--- start SOURCE EXTRACT ---

To the church in the diaspora[1]

& to the church of the unchurched[2]

 

Introduction

Corpus Christi yesterday

In his ascension Jesus promised he would not leave us orphans but would be with us to the end of time (Jn 14:14; Mt 18:20).  He kept his promise by sending us the Holy Spirit. We celebrated that last Sunday with the feast of Pentecost. He kept his promise also by giving us the Eucharist--the abiding presence of Christ in our midst under the form of bread and wine. We celebrate that today with the feast of Corpus Christi--the feast of the Body and Blood of Christ.

 

With a bit of nostalgia some of us recall the solemn celebration of Corpus Christi of a past day. It was, indeed, a big production.  The Blessed Sacrament was placed in a monstrance (a very elaborate gold receptacle or show case). Under a portable canopy the Sacrament was carried in solemn procession amidst clouds of incense and over carpets of peony petals through villages in valleys and hamlets on hills. Three times the procession stopped along the way for benediction with the Blessed Sacrament.

 

Corpus Christi today

Today the feast is no longer the big production it used to be. Since Vatican II we’ve made a journey of a light-year out of our Catholic Eucharistic past; many things have changed on us.  For example, in the old days (that means before Vatican II), only twenty to thirty people out of a packed congregation would rise to receive Communion. They were the ones who considered themselves in the state of Sanctifying Grace. The rest of the faithful (i.e., those who had committed a mortal sin and not confessed it, or who were divorced, or who weren’t Roman Catholics, or who hadn’t fasted from every speck of food and every drop of water from midnight on) remained nailed to their pews. All that has dramatically changed. Now at Communion time a whole congregation of sinners rises to receive the Eucharist, and most of them (everyone knows) haven’t gone to confession for a very long time. Communion now is seen more as food for sinners than as a reward for saints. Yes, indeed, we’ve come a long way.

 

In the old days, too, we were diligently warned about making “bad Communions.” That was going to Holy Communion with a mortal sin on our soul (like taking pleasure in a dirty thought or performing a dirty act) and then not confessing it. Many Catholics in those days were tortured over having made a bad Communion, either because they hid something in confession or had not confessed matters in the right way. You don’t hear much talk anymore about bad confessions and Communions, except on EWTN. We’ve come a long way.

 

In the past, we were also very scrupulous about handling the Eucharist. Only the consecrated hands of an ordained male could touch the Blessed Sacrament.  Now we see the faithful receiving Communion in their hands and from the hands of Eucharistic ministers who are not ordained and some of whom are not even males! We see also the faithful after Sunday Mass carrying the Eucharist home to a sick loved one. And now with increasing frequency we hear the rumblings of a debate which gets louder as priests get older and scarcer:  the debate over ordaining married men and even women as priests (!) in order to supply pastors for God’s people. The very debate itself shows that we’ve come a long way from our Catholic Eucharistic past. Yes, indeed, almost everything has changed on us except one thing: the Eucharist remains central to Catholic faith.

 

Jesus present in the bread?

--- end SOURCE EXTRACT ---

EXERCISES TO COMPLETE >>
[A] Rewrite the stretch of the Corpus Christi passage from "Corpus Christi yesterday" through "Blood of Christ.", changing "Pentecost" to "Whitsunday".
[B] Copy out the stretch of rows from the start of the first block through the line containing "135, 224, 147]".
The Corpus Christi passage and the rows are unrelated to each other.

--- start EXCERPTED RECORDS ---

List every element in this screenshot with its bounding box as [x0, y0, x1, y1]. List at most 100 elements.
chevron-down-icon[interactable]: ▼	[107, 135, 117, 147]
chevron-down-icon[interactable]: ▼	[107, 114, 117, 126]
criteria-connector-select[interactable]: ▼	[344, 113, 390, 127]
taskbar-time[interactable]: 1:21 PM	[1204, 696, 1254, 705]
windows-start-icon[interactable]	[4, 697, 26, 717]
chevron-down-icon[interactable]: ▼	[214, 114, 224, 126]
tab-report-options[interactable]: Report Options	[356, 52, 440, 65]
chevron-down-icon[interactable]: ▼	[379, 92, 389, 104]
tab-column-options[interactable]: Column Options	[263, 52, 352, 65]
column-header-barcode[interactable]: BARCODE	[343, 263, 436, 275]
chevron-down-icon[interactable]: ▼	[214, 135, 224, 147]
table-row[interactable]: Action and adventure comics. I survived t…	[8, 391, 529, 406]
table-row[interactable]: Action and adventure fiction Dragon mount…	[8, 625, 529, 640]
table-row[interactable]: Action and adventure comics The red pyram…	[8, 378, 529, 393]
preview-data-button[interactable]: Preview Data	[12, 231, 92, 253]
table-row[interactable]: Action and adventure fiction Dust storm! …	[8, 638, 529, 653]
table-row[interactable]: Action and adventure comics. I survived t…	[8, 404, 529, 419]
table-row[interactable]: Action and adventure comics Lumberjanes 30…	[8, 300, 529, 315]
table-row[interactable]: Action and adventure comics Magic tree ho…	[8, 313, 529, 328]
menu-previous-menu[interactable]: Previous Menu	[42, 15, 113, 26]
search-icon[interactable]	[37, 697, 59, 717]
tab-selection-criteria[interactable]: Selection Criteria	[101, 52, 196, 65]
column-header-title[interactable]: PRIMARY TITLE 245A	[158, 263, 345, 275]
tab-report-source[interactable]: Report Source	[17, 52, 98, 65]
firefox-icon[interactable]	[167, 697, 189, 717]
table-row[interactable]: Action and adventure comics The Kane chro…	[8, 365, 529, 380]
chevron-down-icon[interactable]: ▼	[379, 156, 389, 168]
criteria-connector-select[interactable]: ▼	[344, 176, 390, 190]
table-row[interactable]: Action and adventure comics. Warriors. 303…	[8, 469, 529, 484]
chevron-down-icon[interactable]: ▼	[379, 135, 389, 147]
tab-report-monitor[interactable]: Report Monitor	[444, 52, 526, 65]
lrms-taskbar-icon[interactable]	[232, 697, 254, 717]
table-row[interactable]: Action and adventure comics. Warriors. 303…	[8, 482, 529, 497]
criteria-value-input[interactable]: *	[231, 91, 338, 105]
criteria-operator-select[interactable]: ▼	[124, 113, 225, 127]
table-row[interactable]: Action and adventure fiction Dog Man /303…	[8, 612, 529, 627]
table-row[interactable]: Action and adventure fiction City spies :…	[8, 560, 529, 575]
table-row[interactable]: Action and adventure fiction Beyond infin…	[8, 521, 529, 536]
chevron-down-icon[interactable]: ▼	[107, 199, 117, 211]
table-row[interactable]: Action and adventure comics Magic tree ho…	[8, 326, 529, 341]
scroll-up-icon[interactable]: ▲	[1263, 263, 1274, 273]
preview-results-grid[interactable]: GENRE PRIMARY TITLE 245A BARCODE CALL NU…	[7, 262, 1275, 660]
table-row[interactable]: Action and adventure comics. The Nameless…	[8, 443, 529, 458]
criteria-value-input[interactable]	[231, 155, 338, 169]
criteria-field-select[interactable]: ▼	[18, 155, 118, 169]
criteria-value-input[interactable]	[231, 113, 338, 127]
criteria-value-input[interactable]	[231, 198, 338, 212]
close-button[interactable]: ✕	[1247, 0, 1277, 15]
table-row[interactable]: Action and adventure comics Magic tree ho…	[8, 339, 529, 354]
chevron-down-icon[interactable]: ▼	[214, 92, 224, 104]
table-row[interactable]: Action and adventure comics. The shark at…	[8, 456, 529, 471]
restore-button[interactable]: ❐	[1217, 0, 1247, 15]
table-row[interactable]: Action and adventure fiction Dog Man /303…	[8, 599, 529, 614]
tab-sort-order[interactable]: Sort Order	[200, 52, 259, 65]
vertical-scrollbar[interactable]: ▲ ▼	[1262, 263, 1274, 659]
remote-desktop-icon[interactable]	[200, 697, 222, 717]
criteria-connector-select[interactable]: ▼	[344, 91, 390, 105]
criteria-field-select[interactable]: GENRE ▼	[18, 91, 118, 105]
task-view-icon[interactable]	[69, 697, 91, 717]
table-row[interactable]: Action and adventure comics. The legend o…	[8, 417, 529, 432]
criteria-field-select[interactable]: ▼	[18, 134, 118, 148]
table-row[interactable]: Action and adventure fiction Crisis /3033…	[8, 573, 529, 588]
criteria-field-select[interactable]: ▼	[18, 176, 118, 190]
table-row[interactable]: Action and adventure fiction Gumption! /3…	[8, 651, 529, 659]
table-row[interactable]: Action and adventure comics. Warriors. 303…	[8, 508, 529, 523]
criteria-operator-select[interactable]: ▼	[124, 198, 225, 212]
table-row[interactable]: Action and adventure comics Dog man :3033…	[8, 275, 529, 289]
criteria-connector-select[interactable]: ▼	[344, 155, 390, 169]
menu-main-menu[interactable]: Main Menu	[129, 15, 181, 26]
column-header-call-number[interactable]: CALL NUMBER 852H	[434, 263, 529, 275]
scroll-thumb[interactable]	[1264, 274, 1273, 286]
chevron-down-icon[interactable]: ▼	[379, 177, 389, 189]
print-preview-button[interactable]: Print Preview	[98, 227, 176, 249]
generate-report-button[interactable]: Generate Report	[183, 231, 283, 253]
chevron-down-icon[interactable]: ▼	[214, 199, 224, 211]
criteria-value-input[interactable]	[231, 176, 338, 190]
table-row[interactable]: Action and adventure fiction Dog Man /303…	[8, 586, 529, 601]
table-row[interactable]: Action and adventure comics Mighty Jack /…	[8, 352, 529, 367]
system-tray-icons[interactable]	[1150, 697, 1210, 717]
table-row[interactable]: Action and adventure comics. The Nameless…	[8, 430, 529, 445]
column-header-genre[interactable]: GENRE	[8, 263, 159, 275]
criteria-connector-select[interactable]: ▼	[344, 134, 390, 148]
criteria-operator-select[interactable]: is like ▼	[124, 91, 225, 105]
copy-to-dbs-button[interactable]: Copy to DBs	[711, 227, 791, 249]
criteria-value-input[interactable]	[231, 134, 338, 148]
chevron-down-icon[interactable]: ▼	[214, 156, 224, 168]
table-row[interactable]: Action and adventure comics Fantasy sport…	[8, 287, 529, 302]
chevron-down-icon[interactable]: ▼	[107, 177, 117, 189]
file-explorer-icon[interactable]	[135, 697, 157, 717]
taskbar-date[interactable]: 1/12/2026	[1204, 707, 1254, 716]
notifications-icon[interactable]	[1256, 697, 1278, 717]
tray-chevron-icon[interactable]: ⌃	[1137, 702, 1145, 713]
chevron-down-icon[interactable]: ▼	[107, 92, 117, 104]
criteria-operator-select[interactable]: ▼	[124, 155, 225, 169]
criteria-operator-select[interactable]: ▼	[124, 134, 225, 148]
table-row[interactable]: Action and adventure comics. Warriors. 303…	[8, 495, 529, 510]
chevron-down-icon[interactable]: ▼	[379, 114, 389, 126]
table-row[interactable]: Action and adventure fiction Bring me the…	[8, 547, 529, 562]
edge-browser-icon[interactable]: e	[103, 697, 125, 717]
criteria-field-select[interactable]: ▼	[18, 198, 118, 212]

--- end EXCERPTED RECORDS ---

CORRECT ANSWERS >>
[A]
Corpus Christi yesterday

In his ascension Jesus promised he would not leave us orphans but would be with us to the end of time (Jn 14:14; Mt 18:20).  He kept his promise by sending us the Holy Spirit. We celebrated that last Sunday with the feast of Whitsunday. He kept his promise also by giving us the Eucharist--the abiding presence of Christ in our midst under the form of bread and wine. We celebrate that today with the feast of Corpus Christi--the feast of the Body and Blood of Christ.

[B]
List every element in this screenshot with its bounding box as [x0, y0, x1, y1]. List at most 100 elements.
chevron-down-icon[interactable]: ▼	[107, 135, 117, 147]
chevron-down-icon[interactable]: ▼	[107, 114, 117, 126]
criteria-connector-select[interactable]: ▼	[344, 113, 390, 127]
taskbar-time[interactable]: 1:21 PM	[1204, 696, 1254, 705]
windows-start-icon[interactable]	[4, 697, 26, 717]
chevron-down-icon[interactable]: ▼	[214, 114, 224, 126]
tab-report-options[interactable]: Report Options	[356, 52, 440, 65]
chevron-down-icon[interactable]: ▼	[379, 92, 389, 104]
tab-column-options[interactable]: Column Options	[263, 52, 352, 65]
column-header-barcode[interactable]: BARCODE	[343, 263, 436, 275]
chevron-down-icon[interactable]: ▼	[214, 135, 224, 147]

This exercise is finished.